**EXCERPTED DATA:**
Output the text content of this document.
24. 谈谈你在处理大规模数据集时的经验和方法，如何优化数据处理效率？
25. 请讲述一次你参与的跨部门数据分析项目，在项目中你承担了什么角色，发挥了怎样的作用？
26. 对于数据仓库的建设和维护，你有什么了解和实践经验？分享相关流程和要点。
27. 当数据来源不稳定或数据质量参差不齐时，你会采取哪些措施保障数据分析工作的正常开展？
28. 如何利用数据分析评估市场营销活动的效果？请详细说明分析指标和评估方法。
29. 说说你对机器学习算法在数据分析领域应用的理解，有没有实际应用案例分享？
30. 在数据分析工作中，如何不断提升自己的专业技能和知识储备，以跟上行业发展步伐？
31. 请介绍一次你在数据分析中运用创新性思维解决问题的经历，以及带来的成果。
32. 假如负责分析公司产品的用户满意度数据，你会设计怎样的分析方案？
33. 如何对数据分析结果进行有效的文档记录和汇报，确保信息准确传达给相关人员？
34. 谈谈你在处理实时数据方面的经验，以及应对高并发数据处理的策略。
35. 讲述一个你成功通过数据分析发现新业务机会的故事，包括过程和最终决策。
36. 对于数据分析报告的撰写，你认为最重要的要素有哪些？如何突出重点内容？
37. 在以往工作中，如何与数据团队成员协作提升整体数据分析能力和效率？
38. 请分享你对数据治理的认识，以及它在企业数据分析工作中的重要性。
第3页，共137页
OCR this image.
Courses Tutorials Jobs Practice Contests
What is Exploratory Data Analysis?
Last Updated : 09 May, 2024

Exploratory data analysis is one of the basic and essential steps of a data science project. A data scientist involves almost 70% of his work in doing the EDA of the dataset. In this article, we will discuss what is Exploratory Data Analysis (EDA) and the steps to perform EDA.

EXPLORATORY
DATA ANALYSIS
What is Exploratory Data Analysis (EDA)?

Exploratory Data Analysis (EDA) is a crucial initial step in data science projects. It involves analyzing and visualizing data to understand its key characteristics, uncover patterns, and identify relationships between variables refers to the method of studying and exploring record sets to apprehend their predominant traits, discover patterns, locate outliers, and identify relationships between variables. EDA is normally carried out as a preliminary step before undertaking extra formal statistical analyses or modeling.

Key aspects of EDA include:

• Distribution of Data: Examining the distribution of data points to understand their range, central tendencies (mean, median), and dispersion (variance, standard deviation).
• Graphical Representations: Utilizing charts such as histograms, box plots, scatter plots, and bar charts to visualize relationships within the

**EXERCISE PROMPT:** Only the lines from the one with "OCR this image." through the end of the material are wanted; copy them exactly, both ends included.

**ANSWER:**
OCR this image.
Courses Tutorials Jobs Practice Contests
What is Exploratory Data Analysis?
Last Updated : 09 May, 2024

Exploratory data analysis is one of the basic and essential steps of a data science project. A data scientist involves almost 70% of his work in doing the EDA of the dataset. In this article, we will discuss what is Exploratory Data Analysis (EDA) and the steps to perform EDA.

EXPLORATORY
DATA ANALYSIS
What is Exploratory Data Analysis (EDA)?

Exploratory Data Analysis (EDA) is a crucial initial step in data science projects. It involves analyzing and visualizing data to understand its key characteristics, uncover patterns, and identify relationships between variables refers to the method of studying and exploring record sets to apprehend their predominant traits, discover patterns, locate outliers, and identify relationships between variables. EDA is normally carried out as a preliminary step before undertaking extra formal statistical analyses or modeling.

Key aspects of EDA include:

• Distribution of Data: Examining the distribution of data points to understand their range, central tendencies (mean, median), and dispersion (variance, standard deviation).
• Graphical Representations: Utilizing charts such as histograms, box plots, scatter plots, and bar charts to visualize relationships within the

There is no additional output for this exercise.